◆ **What this task involves**: Output the full listing word for word.

[Collected data]
···

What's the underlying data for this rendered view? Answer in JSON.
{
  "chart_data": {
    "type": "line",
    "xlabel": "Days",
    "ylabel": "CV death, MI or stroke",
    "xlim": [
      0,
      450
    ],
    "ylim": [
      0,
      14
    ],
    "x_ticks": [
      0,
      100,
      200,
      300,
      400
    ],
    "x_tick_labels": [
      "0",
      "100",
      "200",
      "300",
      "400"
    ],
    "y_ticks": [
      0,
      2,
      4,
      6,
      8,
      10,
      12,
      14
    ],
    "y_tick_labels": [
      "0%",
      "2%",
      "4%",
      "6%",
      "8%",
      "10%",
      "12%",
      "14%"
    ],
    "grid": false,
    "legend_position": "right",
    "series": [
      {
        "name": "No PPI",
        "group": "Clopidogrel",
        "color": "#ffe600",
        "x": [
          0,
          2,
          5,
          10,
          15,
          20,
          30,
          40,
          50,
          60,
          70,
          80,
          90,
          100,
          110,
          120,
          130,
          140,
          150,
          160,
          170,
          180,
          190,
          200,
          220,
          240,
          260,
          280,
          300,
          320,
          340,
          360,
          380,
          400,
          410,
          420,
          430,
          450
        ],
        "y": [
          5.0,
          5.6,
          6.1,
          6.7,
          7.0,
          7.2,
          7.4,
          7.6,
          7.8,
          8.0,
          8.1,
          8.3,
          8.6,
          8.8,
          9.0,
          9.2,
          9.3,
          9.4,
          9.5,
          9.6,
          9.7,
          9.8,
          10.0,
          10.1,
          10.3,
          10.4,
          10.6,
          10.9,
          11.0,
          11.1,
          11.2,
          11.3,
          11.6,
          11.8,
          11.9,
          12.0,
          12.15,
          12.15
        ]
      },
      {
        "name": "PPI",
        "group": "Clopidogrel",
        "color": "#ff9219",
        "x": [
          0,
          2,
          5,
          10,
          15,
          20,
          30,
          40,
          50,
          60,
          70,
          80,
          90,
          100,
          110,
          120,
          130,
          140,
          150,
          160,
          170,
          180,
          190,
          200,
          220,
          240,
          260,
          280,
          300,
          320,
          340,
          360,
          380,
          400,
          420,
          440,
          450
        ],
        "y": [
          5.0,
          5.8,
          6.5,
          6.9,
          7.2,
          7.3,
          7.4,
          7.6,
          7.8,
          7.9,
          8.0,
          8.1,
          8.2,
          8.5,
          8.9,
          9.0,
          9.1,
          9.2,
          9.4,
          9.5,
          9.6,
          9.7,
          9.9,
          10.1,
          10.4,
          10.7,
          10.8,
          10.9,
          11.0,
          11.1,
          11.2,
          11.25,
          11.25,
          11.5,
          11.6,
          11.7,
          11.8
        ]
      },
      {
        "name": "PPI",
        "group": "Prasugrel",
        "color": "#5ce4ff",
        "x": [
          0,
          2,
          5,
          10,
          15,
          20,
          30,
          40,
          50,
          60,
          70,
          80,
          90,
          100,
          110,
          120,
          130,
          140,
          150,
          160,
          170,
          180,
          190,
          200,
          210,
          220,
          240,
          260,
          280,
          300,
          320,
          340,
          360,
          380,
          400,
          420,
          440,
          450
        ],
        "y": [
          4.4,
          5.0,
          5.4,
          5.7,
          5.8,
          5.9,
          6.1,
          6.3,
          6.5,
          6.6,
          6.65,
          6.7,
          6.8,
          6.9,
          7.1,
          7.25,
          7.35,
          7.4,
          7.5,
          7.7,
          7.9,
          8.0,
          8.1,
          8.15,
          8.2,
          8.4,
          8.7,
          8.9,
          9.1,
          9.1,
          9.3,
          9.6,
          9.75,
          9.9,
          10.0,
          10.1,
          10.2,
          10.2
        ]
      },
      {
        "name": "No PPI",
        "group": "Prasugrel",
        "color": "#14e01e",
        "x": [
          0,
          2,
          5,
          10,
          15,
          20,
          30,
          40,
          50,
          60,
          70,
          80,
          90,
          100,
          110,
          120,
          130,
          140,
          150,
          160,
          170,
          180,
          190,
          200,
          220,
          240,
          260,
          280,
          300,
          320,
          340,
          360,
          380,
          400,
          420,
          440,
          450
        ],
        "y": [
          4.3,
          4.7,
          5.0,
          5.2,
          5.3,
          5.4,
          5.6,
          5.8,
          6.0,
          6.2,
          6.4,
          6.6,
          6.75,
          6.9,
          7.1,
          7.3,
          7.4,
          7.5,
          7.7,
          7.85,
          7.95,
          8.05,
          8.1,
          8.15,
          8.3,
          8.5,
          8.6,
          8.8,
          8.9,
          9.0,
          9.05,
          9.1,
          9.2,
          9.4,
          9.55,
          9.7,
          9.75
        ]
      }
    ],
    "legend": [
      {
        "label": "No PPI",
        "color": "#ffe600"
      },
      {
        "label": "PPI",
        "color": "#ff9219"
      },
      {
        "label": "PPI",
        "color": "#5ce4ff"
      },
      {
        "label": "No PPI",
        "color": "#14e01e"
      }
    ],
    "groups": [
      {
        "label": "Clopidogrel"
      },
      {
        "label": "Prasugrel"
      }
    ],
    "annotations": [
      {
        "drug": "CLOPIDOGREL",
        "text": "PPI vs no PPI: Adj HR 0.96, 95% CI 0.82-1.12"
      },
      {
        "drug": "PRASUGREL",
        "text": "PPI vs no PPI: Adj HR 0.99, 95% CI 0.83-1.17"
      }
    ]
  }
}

···

◆ **Answer to this exercise**:
What's the underlying data for this rendered view? Answer in JSON.
{
  "chart_data": {
    "type": "line",
    "xlabel": "Days",
    "ylabel": "CV death, MI or stroke",
    "xlim": [
      0,
      450
    ],
    "ylim": [
      0,
      14
    ],
    "x_ticks": [
      0,
      100,
      200,
      300,
      400
    ],
    "x_tick_labels": [
      "0",
      "100",
      "200",
      "300",
      "400"
    ],
    "y_ticks": [
      0,
      2,
      4,
      6,
      8,
      10,
      12,
      14
    ],
    "y_tick_labels": [
      "0%",
      "2%",
      "4%",
      "6%",
      "8%",
      "10%",
      "12%",
      "14%"
    ],
    "grid": false,
    "legend_position": "right",
    "series": [
      {
        "name": "No PPI",
        "group": "Clopidogrel",
        "color": "#ffe600",
        "x": [
          0,
          2,
          5,
          10,
          15,
          20,
          30,
          40,
          50,
          60,
          70,
          80,
          90,
          100,
          110,
          120,
          130,
          140,
          150,
          160,
          170,
          180,
          190,
          200,
          220,
          240,
          260,
          280,
          300,
          320,
          340,
          360,
          380,
          400,
          410,
          420,
          430,
          450
        ],
        "y": [
          5.0,
          5.6,
          6.1,
          6.7,
          7.0,
          7.2,
          7.4,
          7.6,
          7.8,
          8.0,
          8.1,
          8.3,
          8.6,
          8.8,
          9.0,
          9.2,
          9.3,
          9.4,
          9.5,
          9.6,
          9.7,
          9.8,
          10.0,
          10.1,
          10.3,
          10.4,
          10.6,
          10.9,
          11.0,
          11.1,
          11.2,
          11.3,
          11.6,
          11.8,
          11.9,
          12.0,
          12.15,
          12.15
        ]
      },
      {
        "name": "PPI",
        "group": "Clopidogrel",
        "color": "#ff9219",
        "x": [
          0,
          2,
          5,
          10,
          15,
          20,
          30,
          40,
          50,
          60,
          70,
          80,
          90,
          100,
          110,
          120,
          130,
          140,
          150,
          160,
          170,
          180,
          190,
          200,
          220,
          240,
          260,
          280,
          300,
          320,
          340,
          360,
          380,
          400,
          420,
          440,
          450
        ],
        "y": [
          5.0,
          5.8,
          6.5,
          6.9,
          7.2,
          7.3,
          7.4,
          7.6,
          7.8,
          7.9,
          8.0,
          8.1,
          8.2,
          8.5,
          8.9,
          9.0,
          9.1,
          9.2,
          9.4,
          9.5,
          9.6,
          9.7,
          9.9,
          10.1,
          10.4,
          10.7,
          10.8,
          10.9,
          11.0,
          11.1,
          11.2,
          11.25,
          11.25,
          11.5,
          11.6,
          11.7,
          11.8
        ]
      },
      {
        "name": "PPI",
        "group": "Prasugrel",
        "color": "#5ce4ff",
        "x": [
          0,
          2,
          5,
          10,
          15,
          20,
          30,
          40,
          50,
          60,
          70,
          80,
          90,
          100,
          110,
          120,
          130,
          140,
          150,
          160,
          170,
          180,
          190,
          200,
          210,
          220,
          240,
          260,
          280,
          300,
          320,
          340,
          360,
          380,
          400,
          420,
          440,
          450
        ],
        "y": [
          4.4,
          5.0,
          5.4,
          5.7,
          5.8,
          5.9,
          6.1,
          6.3,
          6.5,
          6.6,
          6.65,
          6.7,
          6.8,
          6.9,
          7.1,
          7.25,
          7.35,
          7.4,
          7.5,
          7.7,
          7.9,
          8.0,
          8.1,
          8.15,
          8.2,
          8.4,
          8.7,
          8.9,
          9.1,
          9.1,
          9.3,
          9.6,
          9.75,
          9.9,
          10.0,
          10.1,
          10.2,
          10.2
        ]
      },
      {
        "name": "No PPI",
        "group": "Prasugrel",
        "color": "#14e01e",
        "x": [
          0,
          2,
          5,
          10,
          15,
          20,
          30,
          40,
          50,
          60,
          70,
          80,
          90,
          100,
          110,
          120,
          130,
          140,
          150,
          160,
          170,
          180,
          190,
          200,
          220,
          240,
          260,
          280,
          300,
          320,
          340,
          360,
          380,
          400,
          420,
          440,
          450
        ],
        "y": [
          4.3,
          4.7,
          5.0,
          5.2,
          5.3,
          5.4,
          5.6,
          5.8,
          6.0,
          6.2,
          6.4,
          6.6,
          6.75,
          6.9,
          7.1,
          7.3,
          7.4,
          7.5,
          7.7,
          7.85,
          7.95,
          8.05,
          8.1,
          8.15,
          8.3,
          8.5,
          8.6,
          8.8,
          8.9,
          9.0,
          9.05,
          9.1,
          9.2,
          9.4,
          9.55,
          9.7,
          9.75
        ]
      }
    ],
    "legend": [
      {
        "label": "No PPI",
        "color": "#ffe600"
      },
      {
        "label": "PPI",
        "color": "#ff9219"
      },
      {
        "label": "PPI",
        "color": "#5ce4ff"
      },
      {
        "label": "No PPI",
        "color": "#14e01e"
      }
    ],
    "groups": [
      {
        "label": "Clopidogrel"
      },
      {
        "label": "Prasugrel"
      }
    ],
    "annotations": [
      {
        "drug": "CLOPIDOGREL",
        "text": "PPI vs no PPI: Adj HR 0.96, 95% CI 0.82-1.12"
      },
      {
        "drug": "PRASUGREL",
        "text": "PPI vs no PPI: Adj HR 0.99, 95% CI 0.83-1.17"
      }
    ]
  }
}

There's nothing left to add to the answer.